Written exercise: Copy each of the entries below word for word, line by line.

Material provided:
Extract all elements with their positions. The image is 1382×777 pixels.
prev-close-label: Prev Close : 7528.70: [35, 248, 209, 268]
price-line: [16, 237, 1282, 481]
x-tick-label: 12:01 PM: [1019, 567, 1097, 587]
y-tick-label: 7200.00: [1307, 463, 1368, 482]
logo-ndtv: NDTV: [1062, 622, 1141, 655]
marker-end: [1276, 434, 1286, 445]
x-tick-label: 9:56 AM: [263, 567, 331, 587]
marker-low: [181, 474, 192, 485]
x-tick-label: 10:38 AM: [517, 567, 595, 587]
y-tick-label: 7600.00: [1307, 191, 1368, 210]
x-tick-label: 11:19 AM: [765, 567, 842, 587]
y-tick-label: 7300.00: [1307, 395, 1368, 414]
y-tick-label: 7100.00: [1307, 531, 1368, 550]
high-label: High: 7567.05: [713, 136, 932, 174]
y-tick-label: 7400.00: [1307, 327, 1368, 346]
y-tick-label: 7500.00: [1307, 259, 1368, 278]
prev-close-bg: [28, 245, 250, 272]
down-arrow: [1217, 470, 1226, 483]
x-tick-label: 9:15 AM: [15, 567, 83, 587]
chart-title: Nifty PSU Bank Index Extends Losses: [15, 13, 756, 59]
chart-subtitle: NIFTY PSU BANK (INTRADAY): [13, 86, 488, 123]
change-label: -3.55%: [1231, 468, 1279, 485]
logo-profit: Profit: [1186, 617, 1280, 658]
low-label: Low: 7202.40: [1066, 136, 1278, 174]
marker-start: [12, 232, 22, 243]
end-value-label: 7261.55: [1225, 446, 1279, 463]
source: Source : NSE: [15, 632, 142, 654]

Exercise response:
Extract all elements with their positions. The image is 1382×777 pixels.
prev-close-label: Prev Close : 7528.70: [35, 248, 209, 268]
price-line: [16, 237, 1282, 481]
x-tick-label: 12:01 PM: [1019, 567, 1097, 587]
y-tick-label: 7200.00: [1307, 463, 1368, 482]
logo-ndtv: NDTV: [1062, 622, 1141, 655]
marker-end: [1276, 434, 1286, 445]
x-tick-label: 9:56 AM: [263, 567, 331, 587]
marker-low: [181, 474, 192, 485]
x-tick-label: 10:38 AM: [517, 567, 595, 587]
y-tick-label: 7600.00: [1307, 191, 1368, 210]
x-tick-label: 11:19 AM: [765, 567, 842, 587]
y-tick-label: 7300.00: [1307, 395, 1368, 414]
y-tick-label: 7100.00: [1307, 531, 1368, 550]
high-label: High: 7567.05: [713, 136, 932, 174]
y-tick-label: 7400.00: [1307, 327, 1368, 346]
y-tick-label: 7500.00: [1307, 259, 1368, 278]
prev-close-bg: [28, 245, 250, 272]
down-arrow: [1217, 470, 1226, 483]
x-tick-label: 9:15 AM: [15, 567, 83, 587]
chart-title: Nifty PSU Bank Index Extends Losses: [15, 13, 756, 59]
chart-subtitle: NIFTY PSU BANK (INTRADAY): [13, 86, 488, 123]
change-label: -3.55%: [1231, 468, 1279, 485]
logo-profit: Profit: [1186, 617, 1280, 658]
low-label: Low: 7202.40: [1066, 136, 1278, 174]
marker-start: [12, 232, 22, 243]
end-value-label: 7261.55: [1225, 446, 1279, 463]
source: Source : NSE: [15, 632, 142, 654]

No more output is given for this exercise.